WRITTEN TASK:
Pictures aside, repeat every entry exactly.

***** DATA LISTING

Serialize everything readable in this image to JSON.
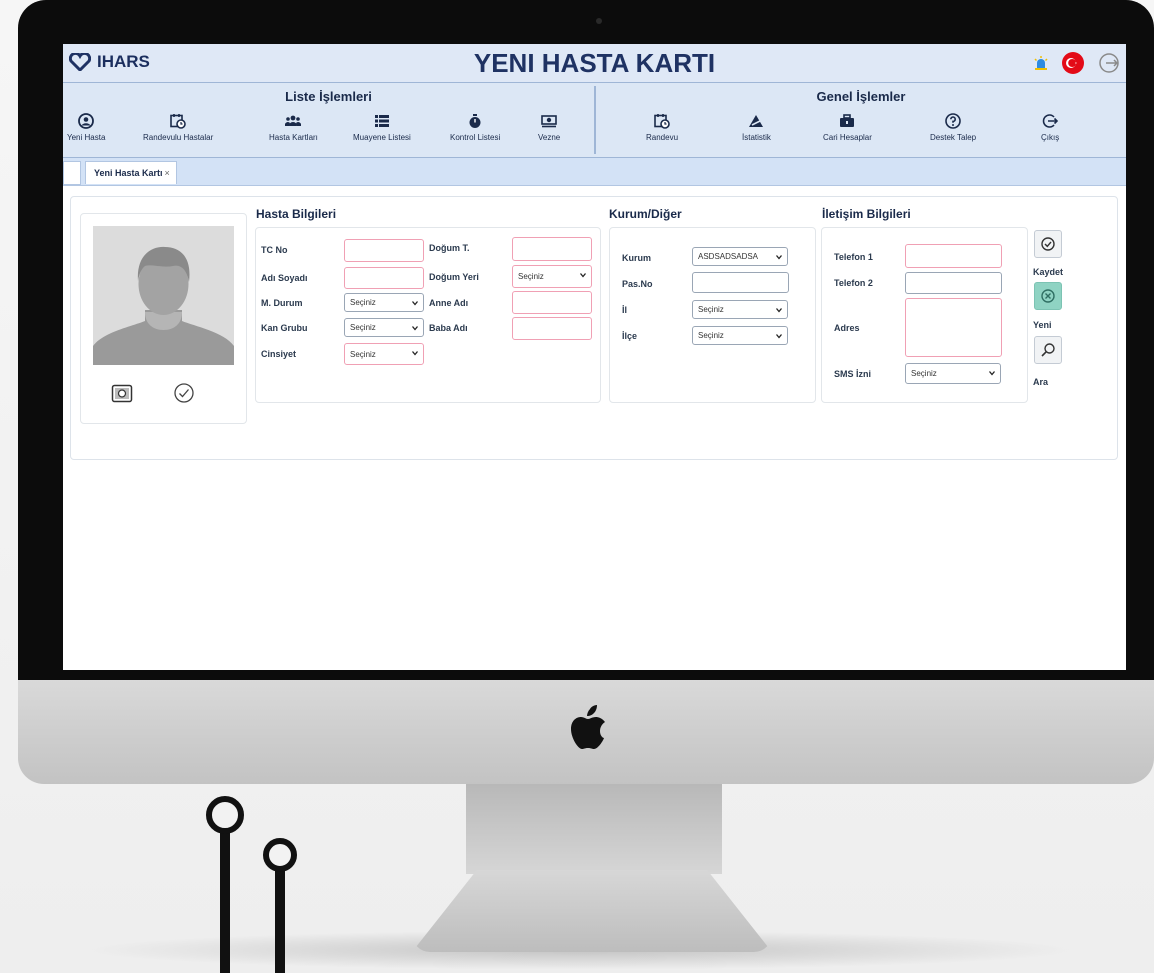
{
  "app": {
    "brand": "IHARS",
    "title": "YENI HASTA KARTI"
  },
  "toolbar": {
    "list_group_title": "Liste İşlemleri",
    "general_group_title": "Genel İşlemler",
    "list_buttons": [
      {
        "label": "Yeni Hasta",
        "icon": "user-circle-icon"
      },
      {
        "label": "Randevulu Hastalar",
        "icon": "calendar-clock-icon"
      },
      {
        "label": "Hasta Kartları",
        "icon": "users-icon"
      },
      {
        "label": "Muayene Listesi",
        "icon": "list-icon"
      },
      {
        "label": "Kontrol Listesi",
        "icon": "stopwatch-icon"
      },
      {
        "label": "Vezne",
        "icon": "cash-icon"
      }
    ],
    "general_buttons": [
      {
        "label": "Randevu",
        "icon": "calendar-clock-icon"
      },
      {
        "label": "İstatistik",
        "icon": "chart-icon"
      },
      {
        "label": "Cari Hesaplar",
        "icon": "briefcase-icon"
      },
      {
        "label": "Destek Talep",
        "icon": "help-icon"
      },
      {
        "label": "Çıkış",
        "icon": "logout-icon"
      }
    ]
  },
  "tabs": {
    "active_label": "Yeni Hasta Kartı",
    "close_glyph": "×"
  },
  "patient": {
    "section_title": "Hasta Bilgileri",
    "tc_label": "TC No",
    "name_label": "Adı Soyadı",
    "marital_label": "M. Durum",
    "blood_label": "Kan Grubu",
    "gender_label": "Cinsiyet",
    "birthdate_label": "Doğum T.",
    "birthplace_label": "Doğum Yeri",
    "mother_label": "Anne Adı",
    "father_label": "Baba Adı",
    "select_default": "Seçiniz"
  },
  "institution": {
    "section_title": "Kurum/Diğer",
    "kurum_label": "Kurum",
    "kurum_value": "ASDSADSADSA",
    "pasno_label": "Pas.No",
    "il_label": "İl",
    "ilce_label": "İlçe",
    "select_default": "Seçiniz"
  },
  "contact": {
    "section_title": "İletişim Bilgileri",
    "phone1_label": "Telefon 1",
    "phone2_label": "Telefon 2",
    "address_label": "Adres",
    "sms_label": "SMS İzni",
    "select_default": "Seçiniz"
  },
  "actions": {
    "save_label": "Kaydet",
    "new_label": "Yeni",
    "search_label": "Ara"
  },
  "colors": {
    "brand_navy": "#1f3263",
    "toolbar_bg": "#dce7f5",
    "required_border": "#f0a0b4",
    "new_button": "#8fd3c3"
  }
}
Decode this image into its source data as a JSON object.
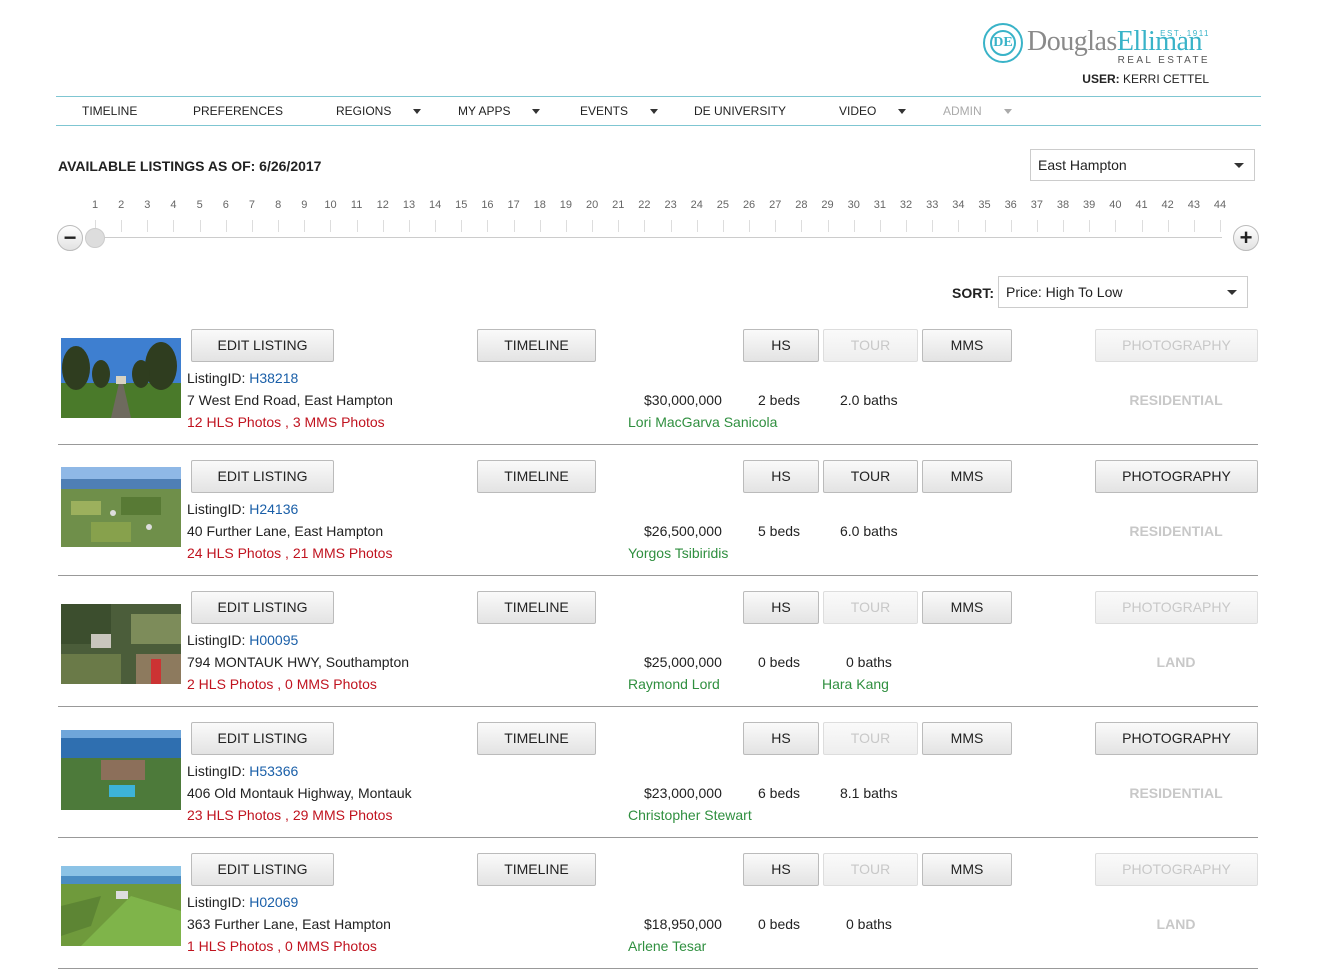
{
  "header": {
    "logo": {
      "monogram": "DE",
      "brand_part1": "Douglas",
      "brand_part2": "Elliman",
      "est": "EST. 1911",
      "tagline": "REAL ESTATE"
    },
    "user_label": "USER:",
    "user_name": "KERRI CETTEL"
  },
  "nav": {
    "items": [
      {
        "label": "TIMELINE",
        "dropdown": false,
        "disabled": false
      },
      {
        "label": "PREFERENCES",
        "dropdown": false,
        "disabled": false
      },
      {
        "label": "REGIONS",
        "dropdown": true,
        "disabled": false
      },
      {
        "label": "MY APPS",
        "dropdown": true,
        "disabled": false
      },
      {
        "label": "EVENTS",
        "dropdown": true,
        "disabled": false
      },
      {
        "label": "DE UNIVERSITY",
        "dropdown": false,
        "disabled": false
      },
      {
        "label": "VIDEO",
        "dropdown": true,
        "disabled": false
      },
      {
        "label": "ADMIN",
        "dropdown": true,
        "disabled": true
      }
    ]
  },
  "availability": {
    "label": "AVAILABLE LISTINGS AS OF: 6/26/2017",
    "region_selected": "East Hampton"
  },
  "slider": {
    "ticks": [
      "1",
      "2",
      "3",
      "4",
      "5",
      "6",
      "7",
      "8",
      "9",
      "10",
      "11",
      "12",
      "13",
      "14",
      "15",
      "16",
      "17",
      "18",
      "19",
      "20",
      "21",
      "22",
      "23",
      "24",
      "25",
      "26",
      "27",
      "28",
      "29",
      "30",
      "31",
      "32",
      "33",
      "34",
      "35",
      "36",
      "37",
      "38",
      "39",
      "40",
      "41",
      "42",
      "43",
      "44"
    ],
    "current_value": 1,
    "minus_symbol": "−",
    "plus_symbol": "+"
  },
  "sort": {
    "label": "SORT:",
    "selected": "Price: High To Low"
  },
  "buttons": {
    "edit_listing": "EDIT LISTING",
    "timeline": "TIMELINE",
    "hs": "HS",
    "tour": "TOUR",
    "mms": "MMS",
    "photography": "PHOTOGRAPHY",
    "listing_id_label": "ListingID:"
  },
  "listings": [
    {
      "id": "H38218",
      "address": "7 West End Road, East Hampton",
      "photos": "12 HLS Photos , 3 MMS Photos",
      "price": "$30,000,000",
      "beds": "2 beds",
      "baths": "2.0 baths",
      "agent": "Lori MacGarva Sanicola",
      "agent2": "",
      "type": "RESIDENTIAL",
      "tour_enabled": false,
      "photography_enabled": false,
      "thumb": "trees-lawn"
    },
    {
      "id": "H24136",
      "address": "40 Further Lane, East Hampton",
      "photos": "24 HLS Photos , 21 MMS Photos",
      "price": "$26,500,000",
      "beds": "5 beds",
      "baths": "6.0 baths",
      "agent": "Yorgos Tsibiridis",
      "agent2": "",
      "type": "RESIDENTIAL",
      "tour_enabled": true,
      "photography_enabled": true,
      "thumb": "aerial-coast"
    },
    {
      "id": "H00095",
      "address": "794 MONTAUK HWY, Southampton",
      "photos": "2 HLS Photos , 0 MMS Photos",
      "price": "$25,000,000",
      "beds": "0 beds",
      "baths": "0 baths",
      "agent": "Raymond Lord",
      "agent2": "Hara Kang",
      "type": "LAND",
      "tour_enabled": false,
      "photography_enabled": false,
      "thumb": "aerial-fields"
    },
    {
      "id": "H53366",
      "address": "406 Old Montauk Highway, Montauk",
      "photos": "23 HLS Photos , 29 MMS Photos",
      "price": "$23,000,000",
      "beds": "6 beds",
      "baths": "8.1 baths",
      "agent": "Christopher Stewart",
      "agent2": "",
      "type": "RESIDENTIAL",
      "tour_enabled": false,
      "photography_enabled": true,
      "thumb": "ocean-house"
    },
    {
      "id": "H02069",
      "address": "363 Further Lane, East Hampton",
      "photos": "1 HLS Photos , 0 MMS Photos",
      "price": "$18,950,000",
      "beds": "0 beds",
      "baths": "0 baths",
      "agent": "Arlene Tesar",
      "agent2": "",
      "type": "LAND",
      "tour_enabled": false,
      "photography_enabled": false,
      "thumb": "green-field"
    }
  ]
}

**********

FINAL RESULT:
Serialize everything readable in this image to JSON.
{
  "app": {
    "brand": "IHARS",
    "title": "YENI HASTA KARTI"
  },
  "toolbar": {
    "list_group_title": "Liste İşlemleri",
    "general_group_title": "Genel İşlemler",
    "list_buttons": [
      {
        "label": "Yeni Hasta",
        "icon": "user-circle-icon"
      },
      {
        "label": "Randevulu Hastalar",
        "icon": "calendar-clock-icon"
      },
      {
        "label": "Hasta Kartları",
        "icon": "users-icon"
      },
      {
        "label": "Muayene Listesi",
        "icon": "list-icon"
      },
      {
        "label": "Kontrol Listesi",
        "icon": "stopwatch-icon"
      },
      {
        "label": "Vezne",
        "icon": "cash-icon"
      }
    ],
    "general_buttons": [
      {
        "label": "Randevu",
        "icon": "calendar-clock-icon"
      },
      {
        "label": "İstatistik",
        "icon": "chart-icon"
      },
      {
        "label": "Cari Hesaplar",
        "icon": "briefcase-icon"
      },
      {
        "label": "Destek Talep",
        "icon": "help-icon"
      },
      {
        "label": "Çıkış",
        "icon": "logout-icon"
      }
    ]
  },
  "tabs": {
    "active_label": "Yeni Hasta Kartı",
    "close_glyph": "×"
  },
  "patient": {
    "section_title": "Hasta Bilgileri",
    "tc_label": "TC No",
    "name_label": "Adı Soyadı",
    "marital_label": "M. Durum",
    "blood_label": "Kan Grubu",
    "gender_label": "Cinsiyet",
    "birthdate_label": "Doğum T.",
    "birthplace_label": "Doğum Yeri",
    "mother_label": "Anne Adı",
    "father_label": "Baba Adı",
    "select_default": "Seçiniz"
  },
  "institution": {
    "section_title": "Kurum/Diğer",
    "kurum_label": "Kurum",
    "kurum_value": "ASDSADSADSA",
    "pasno_label": "Pas.No",
    "il_label": "İl",
    "ilce_label": "İlçe",
    "select_default": "Seçiniz"
  },
  "contact": {
    "section_title": "İletişim Bilgileri",
    "phone1_label": "Telefon 1",
    "phone2_label": "Telefon 2",
    "address_label": "Adres",
    "sms_label": "SMS İzni",
    "select_default": "Seçiniz"
  },
  "actions": {
    "save_label": "Kaydet",
    "new_label": "Yeni",
    "search_label": "Ara"
  },
  "colors": {
    "brand_navy": "#1f3263",
    "toolbar_bg": "#dce7f5",
    "required_border": "#f0a0b4",
    "new_button": "#8fd3c3"
  }
}
Decode this image into its source data as a JSON object.
{
  "header": {
    "logo": {
      "monogram": "DE",
      "brand_part1": "Douglas",
      "brand_part2": "Elliman",
      "est": "EST. 1911",
      "tagline": "REAL ESTATE"
    },
    "user_label": "USER:",
    "user_name": "KERRI CETTEL"
  },
  "nav": {
    "items": [
      {
        "label": "TIMELINE",
        "dropdown": false,
        "disabled": false
      },
      {
        "label": "PREFERENCES",
        "dropdown": false,
        "disabled": false
      },
      {
        "label": "REGIONS",
        "dropdown": true,
        "disabled": false
      },
      {
        "label": "MY APPS",
        "dropdown": true,
        "disabled": false
      },
      {
        "label": "EVENTS",
        "dropdown": true,
        "disabled": false
      },
      {
        "label": "DE UNIVERSITY",
        "dropdown": false,
        "disabled": false
      },
      {
        "label": "VIDEO",
        "dropdown": true,
        "disabled": false
      },
      {
        "label": "ADMIN",
        "dropdown": true,
        "disabled": true
      }
    ]
  },
  "availability": {
    "label": "AVAILABLE LISTINGS AS OF: 6/26/2017",
    "region_selected": "East Hampton"
  },
  "slider": {
    "ticks": [
      "1",
      "2",
      "3",
      "4",
      "5",
      "6",
      "7",
      "8",
      "9",
      "10",
      "11",
      "12",
      "13",
      "14",
      "15",
      "16",
      "17",
      "18",
      "19",
      "20",
      "21",
      "22",
      "23",
      "24",
      "25",
      "26",
      "27",
      "28",
      "29",
      "30",
      "31",
      "32",
      "33",
      "34",
      "35",
      "36",
      "37",
      "38",
      "39",
      "40",
      "41",
      "42",
      "43",
      "44"
    ],
    "current_value": 1,
    "minus_symbol": "−",
    "plus_symbol": "+"
  },
  "sort": {
    "label": "SORT:",
    "selected": "Price: High To Low"
  },
  "buttons": {
    "edit_listing": "EDIT LISTING",
    "timeline": "TIMELINE",
    "hs": "HS",
    "tour": "TOUR",
    "mms": "MMS",
    "photography": "PHOTOGRAPHY",
    "listing_id_label": "ListingID:"
  },
  "listings": [
    {
      "id": "H38218",
      "address": "7 West End Road, East Hampton",
      "photos": "12 HLS Photos , 3 MMS Photos",
      "price": "$30,000,000",
      "beds": "2 beds",
      "baths": "2.0 baths",
      "agent": "Lori MacGarva Sanicola",
      "agent2": "",
      "type": "RESIDENTIAL",
      "tour_enabled": false,
      "photography_enabled": false,
      "thumb": "trees-lawn"
    },
    {
      "id": "H24136",
      "address": "40 Further Lane, East Hampton",
      "photos": "24 HLS Photos , 21 MMS Photos",
      "price": "$26,500,000",
      "beds": "5 beds",
      "baths": "6.0 baths",
      "agent": "Yorgos Tsibiridis",
      "agent2": "",
      "type": "RESIDENTIAL",
      "tour_enabled": true,
      "photography_enabled": true,
      "thumb": "aerial-coast"
    },
    {
      "id": "H00095",
      "address": "794 MONTAUK HWY, Southampton",
      "photos": "2 HLS Photos , 0 MMS Photos",
      "price": "$25,000,000",
      "beds": "0 beds",
      "baths": "0 baths",
      "agent": "Raymond Lord",
      "agent2": "Hara Kang",
      "type": "LAND",
      "tour_enabled": false,
      "photography_enabled": false,
      "thumb": "aerial-fields"
    },
    {
      "id": "H53366",
      "address": "406 Old Montauk Highway, Montauk",
      "photos": "23 HLS Photos , 29 MMS Photos",
      "price": "$23,000,000",
      "beds": "6 beds",
      "baths": "8.1 baths",
      "agent": "Christopher Stewart",
      "agent2": "",
      "type": "RESIDENTIAL",
      "tour_enabled": false,
      "photography_enabled": true,
      "thumb": "ocean-house"
    },
    {
      "id": "H02069",
      "address": "363 Further Lane, East Hampton",
      "photos": "1 HLS Photos , 0 MMS Photos",
      "price": "$18,950,000",
      "beds": "0 beds",
      "baths": "0 baths",
      "agent": "Arlene Tesar",
      "agent2": "",
      "type": "LAND",
      "tour_enabled": false,
      "photography_enabled": false,
      "thumb": "green-field"
    }
  ]
}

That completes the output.